Problem details
The records below should be written out again, exactly.

[Dataset records]
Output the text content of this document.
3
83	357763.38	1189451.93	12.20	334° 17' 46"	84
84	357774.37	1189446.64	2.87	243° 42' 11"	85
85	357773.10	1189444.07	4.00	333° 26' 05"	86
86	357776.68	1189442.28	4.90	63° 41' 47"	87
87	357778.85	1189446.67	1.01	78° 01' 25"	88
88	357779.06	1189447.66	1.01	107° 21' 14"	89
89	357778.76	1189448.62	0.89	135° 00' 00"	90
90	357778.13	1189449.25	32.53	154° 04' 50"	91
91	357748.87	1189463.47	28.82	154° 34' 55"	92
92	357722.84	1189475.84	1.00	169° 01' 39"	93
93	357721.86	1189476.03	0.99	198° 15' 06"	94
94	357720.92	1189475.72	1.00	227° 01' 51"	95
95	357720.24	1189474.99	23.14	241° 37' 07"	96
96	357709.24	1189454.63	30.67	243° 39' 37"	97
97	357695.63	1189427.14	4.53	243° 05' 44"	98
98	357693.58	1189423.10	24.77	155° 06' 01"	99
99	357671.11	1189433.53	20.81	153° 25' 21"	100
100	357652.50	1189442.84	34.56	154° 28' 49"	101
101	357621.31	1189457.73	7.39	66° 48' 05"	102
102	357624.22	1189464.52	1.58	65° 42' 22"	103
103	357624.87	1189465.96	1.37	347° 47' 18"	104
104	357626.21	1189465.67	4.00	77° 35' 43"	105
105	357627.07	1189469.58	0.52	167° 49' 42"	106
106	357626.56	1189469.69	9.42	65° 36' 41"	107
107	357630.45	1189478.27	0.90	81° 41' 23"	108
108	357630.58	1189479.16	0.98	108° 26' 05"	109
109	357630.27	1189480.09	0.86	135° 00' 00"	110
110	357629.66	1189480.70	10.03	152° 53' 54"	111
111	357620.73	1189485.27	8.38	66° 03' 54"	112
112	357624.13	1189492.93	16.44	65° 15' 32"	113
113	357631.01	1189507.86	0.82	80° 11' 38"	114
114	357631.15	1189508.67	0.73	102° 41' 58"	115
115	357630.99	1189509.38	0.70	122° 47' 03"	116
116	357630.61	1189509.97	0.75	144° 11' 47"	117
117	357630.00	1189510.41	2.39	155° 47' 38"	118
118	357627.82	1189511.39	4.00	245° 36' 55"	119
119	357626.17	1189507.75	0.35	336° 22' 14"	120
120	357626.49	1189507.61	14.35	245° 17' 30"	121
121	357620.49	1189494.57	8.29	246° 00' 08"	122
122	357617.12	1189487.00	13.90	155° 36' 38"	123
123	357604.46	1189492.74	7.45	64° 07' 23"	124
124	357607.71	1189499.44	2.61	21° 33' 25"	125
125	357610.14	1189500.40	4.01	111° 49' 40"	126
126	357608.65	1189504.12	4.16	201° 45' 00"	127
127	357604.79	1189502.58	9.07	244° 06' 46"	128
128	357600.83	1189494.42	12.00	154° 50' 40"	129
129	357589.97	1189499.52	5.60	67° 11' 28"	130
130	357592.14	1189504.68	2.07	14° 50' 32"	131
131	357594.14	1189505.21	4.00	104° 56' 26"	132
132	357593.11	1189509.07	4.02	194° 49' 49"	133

Completed exercise
Output the text content of this document.
3
83	357763.38	1189451.93	12.20	334° 17' 46"	84
84	357774.37	1189446.64	2.87	243° 42' 11"	85
85	357773.10	1189444.07	4.00	333° 26' 05"	86
86	357776.68	1189442.28	4.90	63° 41' 47"	87
87	357778.85	1189446.67	1.01	78° 01' 25"	88
88	357779.06	1189447.66	1.01	107° 21' 14"	89
89	357778.76	1189448.62	0.89	135° 00' 00"	90
90	357778.13	1189449.25	32.53	154° 04' 50"	91
91	357748.87	1189463.47	28.82	154° 34' 55"	92
92	357722.84	1189475.84	1.00	169° 01' 39"	93
93	357721.86	1189476.03	0.99	198° 15' 06"	94
94	357720.92	1189475.72	1.00	227° 01' 51"	95
95	357720.24	1189474.99	23.14	241° 37' 07"	96
96	357709.24	1189454.63	30.67	243° 39' 37"	97
97	357695.63	1189427.14	4.53	243° 05' 44"	98
98	357693.58	1189423.10	24.77	155° 06' 01"	99
99	357671.11	1189433.53	20.81	153° 25' 21"	100
100	357652.50	1189442.84	34.56	154° 28' 49"	101
101	357621.31	1189457.73	7.39	66° 48' 05"	102
102	357624.22	1189464.52	1.58	65° 42' 22"	103
103	357624.87	1189465.96	1.37	347° 47' 18"	104
104	357626.21	1189465.67	4.00	77° 35' 43"	105
105	357627.07	1189469.58	0.52	167° 49' 42"	106
106	357626.56	1189469.69	9.42	65° 36' 41"	107
107	357630.45	1189478.27	0.90	81° 41' 23"	108
108	357630.58	1189479.16	0.98	108° 26' 05"	109
109	357630.27	1189480.09	0.86	135° 00' 00"	110
110	357629.66	1189480.70	10.03	152° 53' 54"	111
111	357620.73	1189485.27	8.38	66° 03' 54"	112
112	357624.13	1189492.93	16.44	65° 15' 32"	113
113	357631.01	1189507.86	0.82	80° 11' 38"	114
114	357631.15	1189508.67	0.73	102° 41' 58"	115
115	357630.99	1189509.38	0.70	122° 47' 03"	116
116	357630.61	1189509.97	0.75	144° 11' 47"	117
117	357630.00	1189510.41	2.39	155° 47' 38"	118
118	357627.82	1189511.39	4.00	245° 36' 55"	119
119	357626.17	1189507.75	0.35	336° 22' 14"	120
120	357626.49	1189507.61	14.35	245° 17' 30"	121
121	357620.49	1189494.57	8.29	246° 00' 08"	122
122	357617.12	1189487.00	13.90	155° 36' 38"	123
123	357604.46	1189492.74	7.45	64° 07' 23"	124
124	357607.71	1189499.44	2.61	21° 33' 25"	125
125	357610.14	1189500.40	4.01	111° 49' 40"	126
126	357608.65	1189504.12	4.16	201° 45' 00"	127
127	357604.79	1189502.58	9.07	244° 06' 46"	128
128	357600.83	1189494.42	12.00	154° 50' 40"	129
129	357589.97	1189499.52	5.60	67° 11' 28"	130
130	357592.14	1189504.68	2.07	14° 50' 32"	131
131	357594.14	1189505.21	4.00	104° 56' 26"	132
132	357593.11	1189509.07	4.02	194° 49' 49"	133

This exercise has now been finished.